> [WORK TO BE COMPLETED] Pull out every line below that holds the word "祷雨辄应".

┌─ EXTRACTED INFORMATION

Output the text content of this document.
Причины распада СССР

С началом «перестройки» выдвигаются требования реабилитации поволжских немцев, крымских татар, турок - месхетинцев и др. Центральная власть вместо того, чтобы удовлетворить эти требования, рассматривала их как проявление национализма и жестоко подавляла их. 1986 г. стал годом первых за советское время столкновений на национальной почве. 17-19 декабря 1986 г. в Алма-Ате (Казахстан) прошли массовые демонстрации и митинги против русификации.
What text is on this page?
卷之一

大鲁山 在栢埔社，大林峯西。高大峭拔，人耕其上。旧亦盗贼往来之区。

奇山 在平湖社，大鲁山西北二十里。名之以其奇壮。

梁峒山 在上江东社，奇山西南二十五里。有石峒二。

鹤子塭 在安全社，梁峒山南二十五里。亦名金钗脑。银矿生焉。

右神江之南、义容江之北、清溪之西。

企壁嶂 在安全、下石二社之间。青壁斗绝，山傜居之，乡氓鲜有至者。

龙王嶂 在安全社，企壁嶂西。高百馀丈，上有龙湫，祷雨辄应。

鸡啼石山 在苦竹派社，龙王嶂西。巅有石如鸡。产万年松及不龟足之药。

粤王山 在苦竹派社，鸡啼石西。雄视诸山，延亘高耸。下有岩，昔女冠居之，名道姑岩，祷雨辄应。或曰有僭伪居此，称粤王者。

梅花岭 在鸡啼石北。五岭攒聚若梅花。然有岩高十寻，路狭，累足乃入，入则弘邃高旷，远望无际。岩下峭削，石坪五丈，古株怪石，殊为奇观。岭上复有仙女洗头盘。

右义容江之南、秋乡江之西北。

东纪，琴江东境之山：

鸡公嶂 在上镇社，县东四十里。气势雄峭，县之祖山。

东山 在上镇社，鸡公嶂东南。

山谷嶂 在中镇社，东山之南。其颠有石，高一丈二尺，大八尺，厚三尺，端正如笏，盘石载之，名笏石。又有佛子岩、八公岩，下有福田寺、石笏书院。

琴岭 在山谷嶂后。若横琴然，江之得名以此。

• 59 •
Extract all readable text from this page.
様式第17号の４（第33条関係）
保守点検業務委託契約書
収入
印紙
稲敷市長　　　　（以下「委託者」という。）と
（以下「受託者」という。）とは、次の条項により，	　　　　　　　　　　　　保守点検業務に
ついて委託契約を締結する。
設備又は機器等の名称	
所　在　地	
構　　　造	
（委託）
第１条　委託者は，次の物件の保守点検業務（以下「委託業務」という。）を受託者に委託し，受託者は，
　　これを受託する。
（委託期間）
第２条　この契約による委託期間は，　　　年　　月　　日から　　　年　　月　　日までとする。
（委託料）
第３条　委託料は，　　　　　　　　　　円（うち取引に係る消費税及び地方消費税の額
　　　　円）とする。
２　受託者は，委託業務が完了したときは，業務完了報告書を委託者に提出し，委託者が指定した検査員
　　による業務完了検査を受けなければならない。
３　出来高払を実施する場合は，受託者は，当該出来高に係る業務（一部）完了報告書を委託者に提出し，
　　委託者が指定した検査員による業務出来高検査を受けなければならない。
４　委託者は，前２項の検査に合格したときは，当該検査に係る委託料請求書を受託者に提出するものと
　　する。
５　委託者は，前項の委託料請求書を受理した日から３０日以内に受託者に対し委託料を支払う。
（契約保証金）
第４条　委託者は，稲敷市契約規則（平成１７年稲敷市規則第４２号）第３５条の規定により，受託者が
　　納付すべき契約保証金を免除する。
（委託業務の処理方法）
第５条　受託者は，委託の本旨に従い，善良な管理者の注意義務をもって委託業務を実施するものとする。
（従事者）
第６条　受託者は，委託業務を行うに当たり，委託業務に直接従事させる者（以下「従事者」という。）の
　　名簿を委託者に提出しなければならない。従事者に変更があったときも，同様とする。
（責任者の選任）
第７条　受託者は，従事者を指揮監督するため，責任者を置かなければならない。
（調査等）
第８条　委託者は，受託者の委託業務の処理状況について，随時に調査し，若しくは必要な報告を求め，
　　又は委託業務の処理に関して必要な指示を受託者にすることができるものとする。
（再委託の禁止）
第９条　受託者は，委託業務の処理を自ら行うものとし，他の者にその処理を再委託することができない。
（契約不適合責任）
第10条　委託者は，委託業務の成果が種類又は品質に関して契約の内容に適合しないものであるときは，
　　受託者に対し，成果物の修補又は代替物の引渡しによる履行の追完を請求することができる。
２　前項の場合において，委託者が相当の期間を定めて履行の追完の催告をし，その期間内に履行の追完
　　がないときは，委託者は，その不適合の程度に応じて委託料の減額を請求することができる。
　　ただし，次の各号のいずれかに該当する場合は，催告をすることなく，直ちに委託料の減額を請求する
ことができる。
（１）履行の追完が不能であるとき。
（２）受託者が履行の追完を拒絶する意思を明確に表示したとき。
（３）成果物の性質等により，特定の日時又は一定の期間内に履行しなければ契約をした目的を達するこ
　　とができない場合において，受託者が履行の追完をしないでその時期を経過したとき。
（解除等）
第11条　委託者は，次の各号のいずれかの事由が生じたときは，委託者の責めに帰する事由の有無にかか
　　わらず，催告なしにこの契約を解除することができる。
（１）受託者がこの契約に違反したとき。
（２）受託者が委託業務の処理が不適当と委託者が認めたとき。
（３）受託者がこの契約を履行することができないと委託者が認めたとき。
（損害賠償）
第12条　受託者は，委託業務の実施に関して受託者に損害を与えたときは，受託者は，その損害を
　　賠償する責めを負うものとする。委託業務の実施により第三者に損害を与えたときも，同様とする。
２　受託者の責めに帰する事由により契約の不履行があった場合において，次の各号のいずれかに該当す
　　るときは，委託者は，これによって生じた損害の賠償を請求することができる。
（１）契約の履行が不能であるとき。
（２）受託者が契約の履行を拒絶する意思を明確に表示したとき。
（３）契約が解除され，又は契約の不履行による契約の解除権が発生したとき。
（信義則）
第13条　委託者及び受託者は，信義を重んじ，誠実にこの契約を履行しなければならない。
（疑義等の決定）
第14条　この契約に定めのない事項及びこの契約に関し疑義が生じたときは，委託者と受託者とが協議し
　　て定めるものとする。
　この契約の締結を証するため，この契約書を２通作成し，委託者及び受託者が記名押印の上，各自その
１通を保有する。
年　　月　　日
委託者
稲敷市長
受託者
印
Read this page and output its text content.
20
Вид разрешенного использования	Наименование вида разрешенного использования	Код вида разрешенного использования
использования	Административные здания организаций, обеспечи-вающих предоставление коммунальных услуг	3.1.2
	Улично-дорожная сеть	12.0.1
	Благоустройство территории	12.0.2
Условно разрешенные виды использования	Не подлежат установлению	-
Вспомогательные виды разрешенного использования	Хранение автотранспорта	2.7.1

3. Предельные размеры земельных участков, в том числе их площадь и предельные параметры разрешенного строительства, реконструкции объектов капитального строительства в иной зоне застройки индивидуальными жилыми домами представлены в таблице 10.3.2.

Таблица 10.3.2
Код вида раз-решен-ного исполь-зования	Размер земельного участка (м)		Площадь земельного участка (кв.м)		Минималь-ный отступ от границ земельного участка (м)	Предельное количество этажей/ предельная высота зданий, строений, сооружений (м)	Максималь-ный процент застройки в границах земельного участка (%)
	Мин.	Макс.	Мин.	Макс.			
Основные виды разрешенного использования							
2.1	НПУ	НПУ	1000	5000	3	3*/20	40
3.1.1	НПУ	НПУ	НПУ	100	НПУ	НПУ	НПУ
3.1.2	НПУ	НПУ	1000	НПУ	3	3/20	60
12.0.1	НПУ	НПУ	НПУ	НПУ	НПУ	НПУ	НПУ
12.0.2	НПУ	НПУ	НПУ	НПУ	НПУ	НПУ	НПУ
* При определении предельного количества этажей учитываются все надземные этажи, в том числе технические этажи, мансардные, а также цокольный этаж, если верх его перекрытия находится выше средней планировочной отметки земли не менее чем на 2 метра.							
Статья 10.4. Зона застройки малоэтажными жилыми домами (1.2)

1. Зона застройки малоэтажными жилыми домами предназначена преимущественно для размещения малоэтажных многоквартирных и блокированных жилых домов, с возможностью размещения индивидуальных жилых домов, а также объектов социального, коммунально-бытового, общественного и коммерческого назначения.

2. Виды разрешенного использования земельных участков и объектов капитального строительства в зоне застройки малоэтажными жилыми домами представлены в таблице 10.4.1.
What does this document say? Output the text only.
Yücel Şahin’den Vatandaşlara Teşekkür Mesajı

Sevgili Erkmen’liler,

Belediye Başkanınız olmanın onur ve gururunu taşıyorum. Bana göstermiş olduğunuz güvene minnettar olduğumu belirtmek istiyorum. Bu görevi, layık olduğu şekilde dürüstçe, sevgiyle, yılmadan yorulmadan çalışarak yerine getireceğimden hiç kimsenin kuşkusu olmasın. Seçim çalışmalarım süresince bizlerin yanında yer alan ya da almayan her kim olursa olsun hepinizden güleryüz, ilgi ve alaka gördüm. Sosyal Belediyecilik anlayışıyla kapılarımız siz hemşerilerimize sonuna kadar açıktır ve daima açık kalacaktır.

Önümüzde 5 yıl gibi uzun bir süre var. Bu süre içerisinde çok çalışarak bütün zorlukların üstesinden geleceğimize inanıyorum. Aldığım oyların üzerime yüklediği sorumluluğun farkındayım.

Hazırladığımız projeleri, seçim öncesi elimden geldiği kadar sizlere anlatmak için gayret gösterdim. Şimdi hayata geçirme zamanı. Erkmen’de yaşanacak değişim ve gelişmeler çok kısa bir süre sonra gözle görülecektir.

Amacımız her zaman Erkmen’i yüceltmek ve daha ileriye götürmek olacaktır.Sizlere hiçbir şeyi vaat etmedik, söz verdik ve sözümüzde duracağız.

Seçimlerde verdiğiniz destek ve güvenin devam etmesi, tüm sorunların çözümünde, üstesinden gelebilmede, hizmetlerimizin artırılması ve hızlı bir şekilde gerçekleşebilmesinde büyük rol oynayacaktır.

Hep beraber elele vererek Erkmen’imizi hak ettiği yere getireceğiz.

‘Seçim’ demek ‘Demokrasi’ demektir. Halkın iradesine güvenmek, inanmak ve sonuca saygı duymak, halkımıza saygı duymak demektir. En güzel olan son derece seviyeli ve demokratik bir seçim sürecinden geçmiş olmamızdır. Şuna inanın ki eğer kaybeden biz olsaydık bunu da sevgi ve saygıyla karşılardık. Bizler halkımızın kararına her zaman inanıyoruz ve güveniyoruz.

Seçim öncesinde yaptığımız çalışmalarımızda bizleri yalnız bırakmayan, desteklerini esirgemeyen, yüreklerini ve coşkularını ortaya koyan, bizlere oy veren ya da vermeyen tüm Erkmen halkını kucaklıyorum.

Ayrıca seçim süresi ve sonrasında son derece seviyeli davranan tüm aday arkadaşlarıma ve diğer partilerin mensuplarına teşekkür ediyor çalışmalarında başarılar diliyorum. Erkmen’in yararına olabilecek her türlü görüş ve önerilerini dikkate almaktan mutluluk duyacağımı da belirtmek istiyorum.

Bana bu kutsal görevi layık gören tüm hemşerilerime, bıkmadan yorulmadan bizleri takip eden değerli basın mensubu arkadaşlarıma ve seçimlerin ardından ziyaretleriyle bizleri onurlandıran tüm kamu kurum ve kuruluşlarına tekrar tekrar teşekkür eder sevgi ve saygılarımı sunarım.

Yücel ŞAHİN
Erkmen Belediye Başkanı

└─

> [RESPONSE TO THE TASK]
龙王嶂 在安全社，企壁嶂西。高百馀丈，上有龙湫，祷雨辄应。
粤王山 在苦竹派社，鸡啼石西。雄视诸山，延亘高耸。下有岩，昔女冠居之，名道姑岩，祷雨辄应。或曰有僭伪居此，称粤王者。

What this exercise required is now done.